Dataset items:

———

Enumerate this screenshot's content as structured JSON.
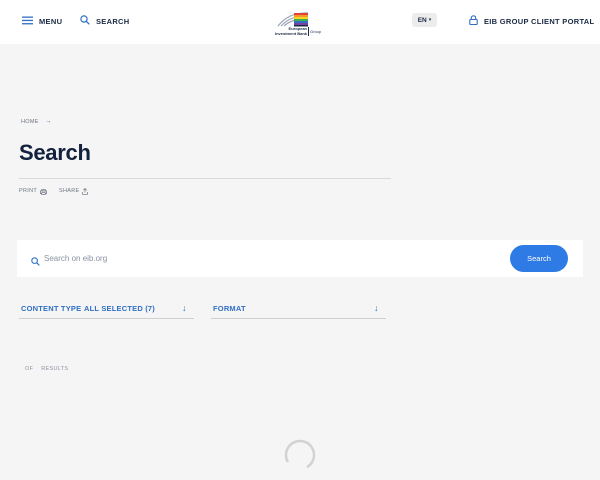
{
  "header": {
    "menu_label": "MENU",
    "search_label": "SEARCH",
    "language": "EN",
    "portal_label": "EIB GROUP CLIENT PORTAL",
    "logo": {
      "line1": "European",
      "line2": "Investment Bank",
      "group": "Group"
    }
  },
  "breadcrumb": {
    "home_label": "HOME"
  },
  "page": {
    "title": "Search",
    "print_label": "PRINT",
    "share_label": "SHARE"
  },
  "search": {
    "placeholder": "Search on eib.org",
    "value": "",
    "button_label": "Search"
  },
  "filters": {
    "content_type": {
      "label": "CONTENT TYPE",
      "selected": "ALL SELECTED (7)"
    },
    "format": {
      "label": "FORMAT"
    }
  },
  "results": {
    "of_label": "OF",
    "results_label": "RESULTS"
  },
  "colors": {
    "accent": "#2f7be6",
    "link": "#2f6fc4",
    "text": "#1b2a44",
    "background": "#f5f5f5"
  },
  "icons": [
    "menu-icon",
    "search-icon",
    "lock-icon",
    "print-icon",
    "share-icon",
    "arrow-right-icon",
    "arrow-down-icon",
    "loading-spinner"
  ]
}
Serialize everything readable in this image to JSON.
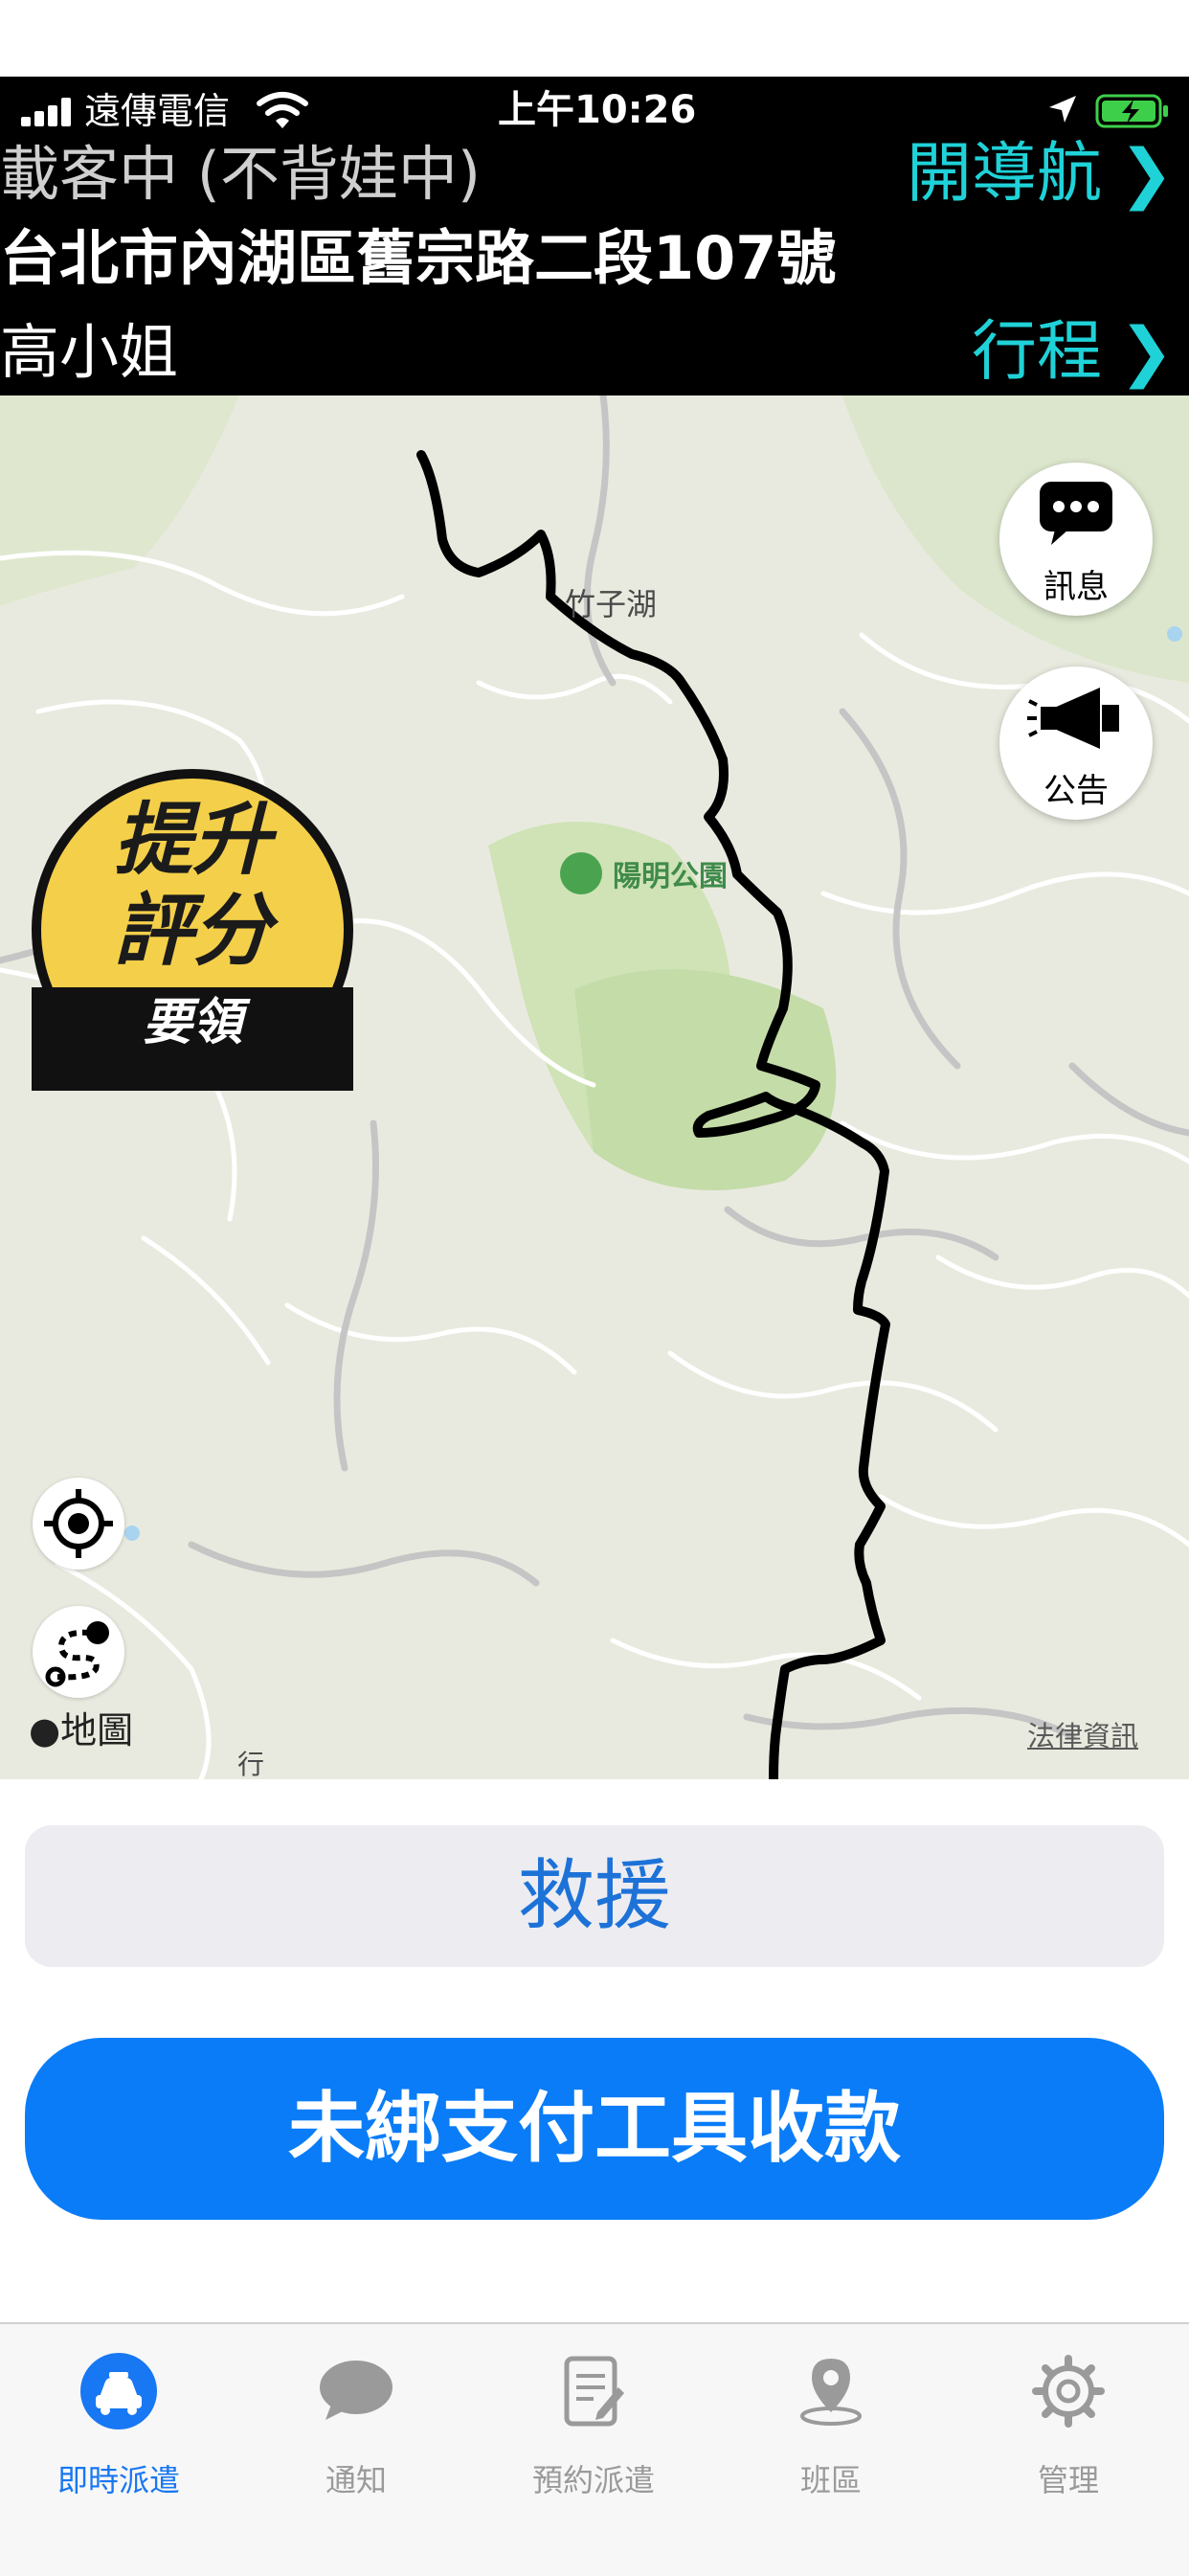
{
  "status_bar": {
    "carrier": "遠傳電信",
    "time": "上午10:26"
  },
  "trip_header": {
    "status": "載客中 (不背娃中)",
    "navigate_label": "開導航",
    "address": "台北市內湖區舊宗路二段107號",
    "passenger": "高小姐",
    "trip_label": "行程",
    "accent_color": "#1fd2d8"
  },
  "map": {
    "labels": {
      "lake": "竹子湖",
      "park": "陽明公園",
      "road_fragment": "行"
    },
    "message_button_label": "訊息",
    "announcement_button_label": "公告",
    "badge": {
      "line1": "提升",
      "line2": "評分",
      "line3": "要領"
    },
    "maps_logo": "地圖",
    "legal_link": "法律資訊"
  },
  "actions": {
    "rescue_label": "救援",
    "collect_label": "未綁支付工具收款"
  },
  "tab_bar": {
    "items": [
      {
        "label": "即時派遣",
        "icon": "taxi-icon",
        "active": true
      },
      {
        "label": "通知",
        "icon": "chat-bubble-icon",
        "active": false
      },
      {
        "label": "預約派遣",
        "icon": "document-edit-icon",
        "active": false
      },
      {
        "label": "班區",
        "icon": "map-pin-icon",
        "active": false
      },
      {
        "label": "管理",
        "icon": "gear-icon",
        "active": false
      }
    ],
    "active_color": "#1877f2"
  }
}
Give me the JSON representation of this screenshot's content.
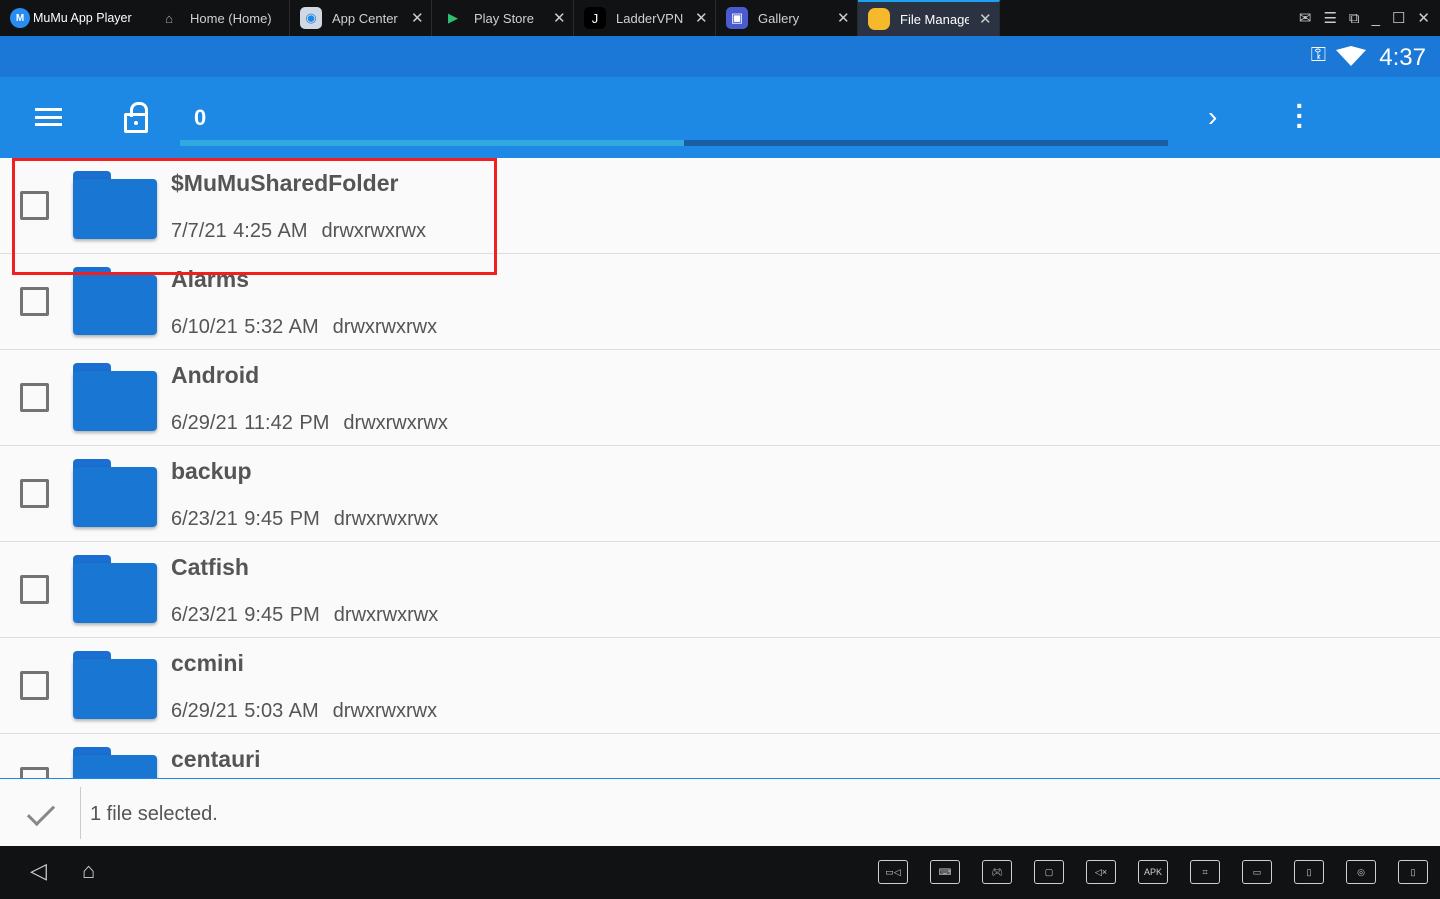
{
  "titlebar": {
    "app_name": "MuMu App Player",
    "tabs": [
      {
        "label": "Home (Home)",
        "icon": "home-icon",
        "closable": false,
        "active": false
      },
      {
        "label": "App Center",
        "icon": "app-center-icon",
        "closable": true,
        "active": false
      },
      {
        "label": "Play Store",
        "icon": "play-store-icon",
        "closable": true,
        "active": false
      },
      {
        "label": "LadderVPN",
        "icon": "laddervpn-icon",
        "closable": true,
        "active": false
      },
      {
        "label": "Gallery",
        "icon": "gallery-icon",
        "closable": true,
        "active": false
      },
      {
        "label": "File Manager",
        "icon": "file-manager-icon",
        "closable": true,
        "active": true
      }
    ]
  },
  "statusbar": {
    "time": "4:37",
    "icons": [
      "vpn-key-icon",
      "wifi-icon"
    ]
  },
  "toolbar": {
    "count": "0",
    "progress_percent": 51,
    "color": "#1e88e5"
  },
  "files": [
    {
      "name": "$MuMuSharedFolder",
      "date": "7/7/21 4:25 AM",
      "perms": "drwxrwxrwx",
      "checked": false,
      "highlighted": true
    },
    {
      "name": "Alarms",
      "date": "6/10/21 5:32 AM",
      "perms": "drwxrwxrwx",
      "checked": false
    },
    {
      "name": "Android",
      "date": "6/29/21 11:42 PM",
      "perms": "drwxrwxrwx",
      "checked": false
    },
    {
      "name": "backup",
      "date": "6/23/21 9:45 PM",
      "perms": "drwxrwxrwx",
      "checked": false
    },
    {
      "name": "Catfish",
      "date": "6/23/21 9:45 PM",
      "perms": "drwxrwxrwx",
      "checked": false
    },
    {
      "name": "ccmini",
      "date": "6/29/21 5:03 AM",
      "perms": "drwxrwxrwx",
      "checked": false
    },
    {
      "name": "centauri",
      "date": "",
      "perms": "",
      "checked": false
    }
  ],
  "footer": {
    "selection_text": "1 file selected."
  },
  "navbar": {
    "tools": [
      "video-record-icon",
      "keyboard-icon",
      "gamepad-icon",
      "screenshot-icon",
      "mute-icon",
      "apk-install-icon",
      "crop-icon",
      "folder-icon",
      "shake-icon",
      "location-icon",
      "multi-window-icon"
    ],
    "apk_label": "APK"
  }
}
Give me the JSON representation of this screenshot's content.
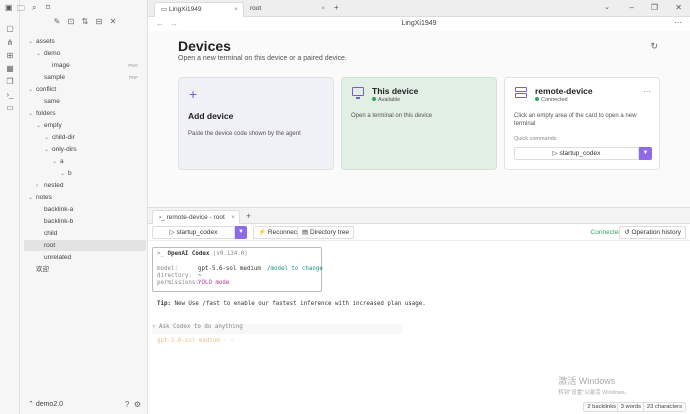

———

[THE TASK] Without the pictures, print the records in full, exactly as they appear.

[OUTPUT OF THE TASK]
Enumerate this screenshot's content as structured JSON.
{
  "header": {
    "menu_label": "MENU",
    "search_label": "SEARCH",
    "language": "EN",
    "portal_label": "EIB GROUP CLIENT PORTAL",
    "logo": {
      "line1": "European",
      "line2": "Investment Bank",
      "group": "Group"
    }
  },
  "breadcrumb": {
    "home_label": "HOME"
  },
  "page": {
    "title": "Search",
    "print_label": "PRINT",
    "share_label": "SHARE"
  },
  "search": {
    "placeholder": "Search on eib.org",
    "value": "",
    "button_label": "Search"
  },
  "filters": {
    "content_type": {
      "label": "CONTENT TYPE",
      "selected": "ALL SELECTED (7)"
    },
    "format": {
      "label": "FORMAT"
    }
  },
  "results": {
    "of_label": "OF",
    "results_label": "RESULTS"
  },
  "colors": {
    "accent": "#2f7be6",
    "link": "#2f6fc4",
    "text": "#1b2a44",
    "background": "#f5f5f5"
  },
  "icons": [
    "menu-icon",
    "search-icon",
    "lock-icon",
    "print-icon",
    "share-icon",
    "arrow-right-icon",
    "arrow-down-icon",
    "loading-spinner"
  ]
}
Serialize everything readable in this image to JSON.
{
  "status_bar": {
    "carrier": "遠傳電信",
    "time": "上午10:26"
  },
  "trip_header": {
    "status": "載客中 (不背娃中)",
    "navigate_label": "開導航",
    "address": "台北市內湖區舊宗路二段107號",
    "passenger": "高小姐",
    "trip_label": "行程",
    "accent_color": "#1fd2d8"
  },
  "map": {
    "labels": {
      "lake": "竹子湖",
      "park": "陽明公園",
      "road_fragment": "行"
    },
    "message_button_label": "訊息",
    "announcement_button_label": "公告",
    "badge": {
      "line1": "提升",
      "line2": "評分",
      "line3": "要領"
    },
    "maps_logo": "地圖",
    "legal_link": "法律資訊"
  },
  "actions": {
    "rescue_label": "救援",
    "collect_label": "未綁支付工具收款"
  },
  "tab_bar": {
    "items": [
      {
        "label": "即時派遣",
        "icon": "taxi-icon",
        "active": true
      },
      {
        "label": "通知",
        "icon": "chat-bubble-icon",
        "active": false
      },
      {
        "label": "預約派遣",
        "icon": "document-edit-icon",
        "active": false
      },
      {
        "label": "班區",
        "icon": "map-pin-icon",
        "active": false
      },
      {
        "label": "管理",
        "icon": "gear-icon",
        "active": false
      }
    ],
    "active_color": "#1877f2"
  }
}
Give me the JSON representation of this screenshot's content.
{
  "titlebar": {
    "app_name": "MuMu App Player",
    "tabs": [
      {
        "label": "Home (Home)",
        "icon": "home-icon",
        "closable": false,
        "active": false
      },
      {
        "label": "App Center",
        "icon": "app-center-icon",
        "closable": true,
        "active": false
      },
      {
        "label": "Play Store",
        "icon": "play-store-icon",
        "closable": true,
        "active": false
      },
      {
        "label": "LadderVPN",
        "icon": "laddervpn-icon",
        "closable": true,
        "active": false
      },
      {
        "label": "Gallery",
        "icon": "gallery-icon",
        "closable": true,
        "active": false
      },
      {
        "label": "File Manager",
        "icon": "file-manager-icon",
        "closable": true,
        "active": true
      }
    ]
  },
  "statusbar": {
    "time": "4:37",
    "icons": [
      "vpn-key-icon",
      "wifi-icon"
    ]
  },
  "toolbar": {
    "count": "0",
    "progress_percent": 51,
    "color": "#1e88e5"
  },
  "files": [
    {
      "name": "$MuMuSharedFolder",
      "date": "7/7/21 4:25 AM",
      "perms": "drwxrwxrwx",
      "checked": false,
      "highlighted": true
    },
    {
      "name": "Alarms",
      "date": "6/10/21 5:32 AM",
      "perms": "drwxrwxrwx",
      "checked": false
    },
    {
      "name": "Android",
      "date": "6/29/21 11:42 PM",
      "perms": "drwxrwxrwx",
      "checked": false
    },
    {
      "name": "backup",
      "date": "6/23/21 9:45 PM",
      "perms": "drwxrwxrwx",
      "checked": false
    },
    {
      "name": "Catfish",
      "date": "6/23/21 9:45 PM",
      "perms": "drwxrwxrwx",
      "checked": false
    },
    {
      "name": "ccmini",
      "date": "6/29/21 5:03 AM",
      "perms": "drwxrwxrwx",
      "checked": false
    },
    {
      "name": "centauri",
      "date": "",
      "perms": "",
      "checked": false
    }
  ],
  "footer": {
    "selection_text": "1 file selected."
  },
  "navbar": {
    "tools": [
      "video-record-icon",
      "keyboard-icon",
      "gamepad-icon",
      "screenshot-icon",
      "mute-icon",
      "apk-install-icon",
      "crop-icon",
      "folder-icon",
      "shake-icon",
      "location-icon",
      "multi-window-icon"
    ],
    "apk_label": "APK"
  }
}
Give me the JSON representation of this screenshot's content.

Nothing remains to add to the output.